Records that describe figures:
+++++
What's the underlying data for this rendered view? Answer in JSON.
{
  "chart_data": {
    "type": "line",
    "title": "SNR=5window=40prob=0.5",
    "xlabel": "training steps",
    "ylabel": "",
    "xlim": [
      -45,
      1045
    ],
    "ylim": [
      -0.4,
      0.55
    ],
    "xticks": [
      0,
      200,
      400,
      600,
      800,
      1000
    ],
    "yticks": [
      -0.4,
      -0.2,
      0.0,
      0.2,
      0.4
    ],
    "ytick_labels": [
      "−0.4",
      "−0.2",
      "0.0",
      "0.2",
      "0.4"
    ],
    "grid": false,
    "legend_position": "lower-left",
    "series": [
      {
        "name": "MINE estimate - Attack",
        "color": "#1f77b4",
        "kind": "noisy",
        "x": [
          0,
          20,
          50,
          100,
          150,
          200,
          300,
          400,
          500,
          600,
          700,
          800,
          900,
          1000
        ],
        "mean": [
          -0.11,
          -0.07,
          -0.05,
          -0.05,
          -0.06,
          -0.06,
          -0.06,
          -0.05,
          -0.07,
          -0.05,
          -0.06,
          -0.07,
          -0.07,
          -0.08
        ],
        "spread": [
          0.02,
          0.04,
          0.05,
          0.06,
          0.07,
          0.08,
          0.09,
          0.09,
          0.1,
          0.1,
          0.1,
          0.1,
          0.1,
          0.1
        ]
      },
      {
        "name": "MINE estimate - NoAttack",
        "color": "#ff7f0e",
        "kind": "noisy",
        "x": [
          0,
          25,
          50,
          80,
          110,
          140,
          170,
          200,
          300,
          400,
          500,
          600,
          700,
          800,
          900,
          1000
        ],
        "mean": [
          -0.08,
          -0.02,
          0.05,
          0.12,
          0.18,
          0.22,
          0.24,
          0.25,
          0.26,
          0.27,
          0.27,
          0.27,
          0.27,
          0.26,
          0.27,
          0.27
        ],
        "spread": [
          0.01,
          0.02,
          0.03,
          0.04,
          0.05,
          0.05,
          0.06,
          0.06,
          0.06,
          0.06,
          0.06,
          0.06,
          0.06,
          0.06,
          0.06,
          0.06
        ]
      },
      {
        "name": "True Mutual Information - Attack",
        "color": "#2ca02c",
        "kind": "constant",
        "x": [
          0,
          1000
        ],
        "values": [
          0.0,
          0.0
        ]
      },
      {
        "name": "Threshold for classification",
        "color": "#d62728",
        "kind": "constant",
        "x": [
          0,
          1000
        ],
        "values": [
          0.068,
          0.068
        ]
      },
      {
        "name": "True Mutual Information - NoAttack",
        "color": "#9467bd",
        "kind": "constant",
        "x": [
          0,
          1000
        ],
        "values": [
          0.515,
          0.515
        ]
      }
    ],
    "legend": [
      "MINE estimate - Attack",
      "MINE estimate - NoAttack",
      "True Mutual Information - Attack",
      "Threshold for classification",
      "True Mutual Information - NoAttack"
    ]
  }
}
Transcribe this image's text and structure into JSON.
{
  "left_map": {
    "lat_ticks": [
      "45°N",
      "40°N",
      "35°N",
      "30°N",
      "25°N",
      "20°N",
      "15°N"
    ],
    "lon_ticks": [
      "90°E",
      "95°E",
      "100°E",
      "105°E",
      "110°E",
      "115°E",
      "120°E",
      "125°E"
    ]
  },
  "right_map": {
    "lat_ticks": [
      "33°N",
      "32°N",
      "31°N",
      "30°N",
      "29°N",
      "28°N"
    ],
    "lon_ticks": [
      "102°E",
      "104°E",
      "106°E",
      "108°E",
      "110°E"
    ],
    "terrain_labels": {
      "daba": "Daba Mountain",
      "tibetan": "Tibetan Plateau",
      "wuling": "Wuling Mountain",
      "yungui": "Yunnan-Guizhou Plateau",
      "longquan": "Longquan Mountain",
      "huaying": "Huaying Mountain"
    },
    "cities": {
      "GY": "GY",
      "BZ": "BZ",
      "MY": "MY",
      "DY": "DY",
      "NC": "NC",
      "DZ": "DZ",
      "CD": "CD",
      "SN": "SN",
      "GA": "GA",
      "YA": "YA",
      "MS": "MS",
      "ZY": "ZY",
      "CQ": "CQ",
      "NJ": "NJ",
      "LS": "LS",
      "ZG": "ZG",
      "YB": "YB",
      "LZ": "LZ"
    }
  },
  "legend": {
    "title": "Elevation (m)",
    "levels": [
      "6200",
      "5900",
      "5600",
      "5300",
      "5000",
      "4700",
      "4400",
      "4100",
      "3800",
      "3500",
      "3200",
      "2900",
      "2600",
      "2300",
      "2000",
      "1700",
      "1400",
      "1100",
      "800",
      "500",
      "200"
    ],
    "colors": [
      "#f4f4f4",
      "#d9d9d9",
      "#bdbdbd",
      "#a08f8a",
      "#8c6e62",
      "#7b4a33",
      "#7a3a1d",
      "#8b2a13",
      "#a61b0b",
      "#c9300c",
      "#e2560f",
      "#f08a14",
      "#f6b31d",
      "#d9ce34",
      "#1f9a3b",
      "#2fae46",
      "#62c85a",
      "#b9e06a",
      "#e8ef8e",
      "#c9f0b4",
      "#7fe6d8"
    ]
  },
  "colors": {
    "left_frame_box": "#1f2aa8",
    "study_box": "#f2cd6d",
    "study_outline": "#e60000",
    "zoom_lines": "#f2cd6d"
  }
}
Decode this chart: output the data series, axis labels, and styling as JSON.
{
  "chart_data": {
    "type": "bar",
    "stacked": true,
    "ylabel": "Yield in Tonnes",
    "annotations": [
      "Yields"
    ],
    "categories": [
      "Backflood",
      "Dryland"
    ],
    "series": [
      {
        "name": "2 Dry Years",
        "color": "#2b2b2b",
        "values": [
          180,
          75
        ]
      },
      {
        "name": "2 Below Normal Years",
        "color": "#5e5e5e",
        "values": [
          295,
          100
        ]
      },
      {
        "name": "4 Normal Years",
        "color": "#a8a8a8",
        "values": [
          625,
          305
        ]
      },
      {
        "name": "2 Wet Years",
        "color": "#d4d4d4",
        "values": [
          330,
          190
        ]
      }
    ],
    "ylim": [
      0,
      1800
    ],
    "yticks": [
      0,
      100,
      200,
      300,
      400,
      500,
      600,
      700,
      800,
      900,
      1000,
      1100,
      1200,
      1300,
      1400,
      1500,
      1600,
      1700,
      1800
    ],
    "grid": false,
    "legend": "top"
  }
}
+++++
Your task is to report how many lines of the material include the string "estimate". Give the number and no other words.

▶ **TASK SOLUTION**: 4